[Input records]
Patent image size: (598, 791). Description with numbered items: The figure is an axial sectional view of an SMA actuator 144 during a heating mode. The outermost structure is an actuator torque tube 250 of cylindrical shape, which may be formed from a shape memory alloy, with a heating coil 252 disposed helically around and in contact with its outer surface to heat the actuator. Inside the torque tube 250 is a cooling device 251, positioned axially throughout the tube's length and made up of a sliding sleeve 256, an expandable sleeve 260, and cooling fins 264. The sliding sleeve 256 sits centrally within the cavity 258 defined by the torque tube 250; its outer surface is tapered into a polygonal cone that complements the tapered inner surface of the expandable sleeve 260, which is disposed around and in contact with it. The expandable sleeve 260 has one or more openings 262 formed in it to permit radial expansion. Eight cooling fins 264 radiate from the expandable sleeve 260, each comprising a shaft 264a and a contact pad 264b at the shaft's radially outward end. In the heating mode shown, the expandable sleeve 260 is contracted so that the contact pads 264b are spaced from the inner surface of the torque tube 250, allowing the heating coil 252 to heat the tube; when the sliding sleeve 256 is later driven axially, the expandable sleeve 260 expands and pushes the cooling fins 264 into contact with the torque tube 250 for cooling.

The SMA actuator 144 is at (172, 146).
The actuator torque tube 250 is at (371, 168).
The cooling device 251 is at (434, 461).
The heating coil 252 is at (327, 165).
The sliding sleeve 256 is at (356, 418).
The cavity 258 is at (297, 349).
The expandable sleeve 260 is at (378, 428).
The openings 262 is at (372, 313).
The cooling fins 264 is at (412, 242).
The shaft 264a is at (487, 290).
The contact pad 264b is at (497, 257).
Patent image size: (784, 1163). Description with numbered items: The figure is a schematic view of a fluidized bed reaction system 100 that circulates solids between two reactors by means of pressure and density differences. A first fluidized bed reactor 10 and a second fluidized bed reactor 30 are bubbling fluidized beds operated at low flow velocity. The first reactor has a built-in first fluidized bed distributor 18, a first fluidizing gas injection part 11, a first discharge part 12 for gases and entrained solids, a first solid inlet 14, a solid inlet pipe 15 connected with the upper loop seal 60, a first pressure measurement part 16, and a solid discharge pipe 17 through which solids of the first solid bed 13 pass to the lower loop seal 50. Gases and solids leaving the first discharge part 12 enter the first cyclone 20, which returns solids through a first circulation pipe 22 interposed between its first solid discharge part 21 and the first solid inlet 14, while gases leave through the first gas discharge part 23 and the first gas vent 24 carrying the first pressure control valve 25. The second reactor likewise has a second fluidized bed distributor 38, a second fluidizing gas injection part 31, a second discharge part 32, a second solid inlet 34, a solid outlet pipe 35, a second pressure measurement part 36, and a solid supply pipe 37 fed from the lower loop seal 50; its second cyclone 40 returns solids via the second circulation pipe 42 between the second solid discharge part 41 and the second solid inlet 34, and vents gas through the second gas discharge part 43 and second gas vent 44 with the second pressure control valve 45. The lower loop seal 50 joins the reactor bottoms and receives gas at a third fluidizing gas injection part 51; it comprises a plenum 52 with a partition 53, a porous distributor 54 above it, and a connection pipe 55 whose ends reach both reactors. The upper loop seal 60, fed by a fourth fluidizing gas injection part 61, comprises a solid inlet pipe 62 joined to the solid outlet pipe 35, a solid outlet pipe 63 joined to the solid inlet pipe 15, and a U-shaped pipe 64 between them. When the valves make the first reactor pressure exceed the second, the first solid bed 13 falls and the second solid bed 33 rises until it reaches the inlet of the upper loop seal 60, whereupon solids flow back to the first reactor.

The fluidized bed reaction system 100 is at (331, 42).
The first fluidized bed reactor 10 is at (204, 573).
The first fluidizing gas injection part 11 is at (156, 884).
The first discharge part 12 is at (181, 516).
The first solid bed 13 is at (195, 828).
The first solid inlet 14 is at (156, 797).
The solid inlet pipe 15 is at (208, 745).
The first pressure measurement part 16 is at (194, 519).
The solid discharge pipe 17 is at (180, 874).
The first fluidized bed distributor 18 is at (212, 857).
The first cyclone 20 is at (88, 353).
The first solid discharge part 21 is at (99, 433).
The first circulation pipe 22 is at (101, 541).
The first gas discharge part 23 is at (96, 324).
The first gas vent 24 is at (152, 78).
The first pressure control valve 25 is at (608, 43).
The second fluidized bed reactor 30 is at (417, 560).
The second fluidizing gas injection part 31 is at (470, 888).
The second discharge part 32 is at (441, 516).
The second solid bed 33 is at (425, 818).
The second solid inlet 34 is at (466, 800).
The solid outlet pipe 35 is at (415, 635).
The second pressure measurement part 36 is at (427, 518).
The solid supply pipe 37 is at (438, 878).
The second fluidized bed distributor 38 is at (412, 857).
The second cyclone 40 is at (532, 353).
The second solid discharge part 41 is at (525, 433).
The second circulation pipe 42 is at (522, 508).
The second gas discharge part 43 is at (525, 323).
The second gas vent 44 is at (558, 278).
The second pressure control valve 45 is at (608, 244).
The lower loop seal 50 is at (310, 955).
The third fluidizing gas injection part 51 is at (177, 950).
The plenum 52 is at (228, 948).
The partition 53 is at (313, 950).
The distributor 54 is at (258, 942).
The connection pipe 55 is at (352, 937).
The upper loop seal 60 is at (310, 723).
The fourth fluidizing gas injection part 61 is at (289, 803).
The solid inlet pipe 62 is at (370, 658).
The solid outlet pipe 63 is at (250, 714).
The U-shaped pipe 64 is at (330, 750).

[Task details] Pull out every line of the data above that contains the word "sliding", matching case exactly.

[Solution for this exercise]
Patent image size: (598, 791). Description with numbered items: The figure is an axial sectional view of an SMA actuator 144 during a heating mode. The outermost structure is an actuator torque tube 250 of cylindrical shape, which may be formed from a shape memory alloy, with a heating coil 252 disposed helically around and in contact with its outer surface to heat the actuator. Inside the torque tube 250 is a cooling device 251, positioned axially throughout the tube's length and made up of a sliding sleeve 256, an expandable sleeve 260, and cooling fins 264. The sliding sleeve 256 sits centrally within the cavity 258 defined by the torque tube 250; its outer surface is tapered into a polygonal cone that complements the tapered inner surface of the expandable sleeve 260, which is disposed around and in contact with it. The expandable sleeve 260 has one or more openings 262 formed in it to permit radial expansion. Eight cooling fins 264 radiate from the expandable sleeve 260, each comprising a shaft 264a and a contact pad 264b at the shaft's radially outward end. In the heating mode shown, the expandable sleeve 260 is contracted so that the contact pads 264b are spaced from the inner surface of the torque tube 250, allowing the heating coil 252 to heat the tube; when the sliding sleeve 256 is later driven axially, the expandable sleeve 260 expands and pushes the cooling fins 264 into contact with the torque tube 250 for cooling.
The sliding sleeve 256 is at (356, 418).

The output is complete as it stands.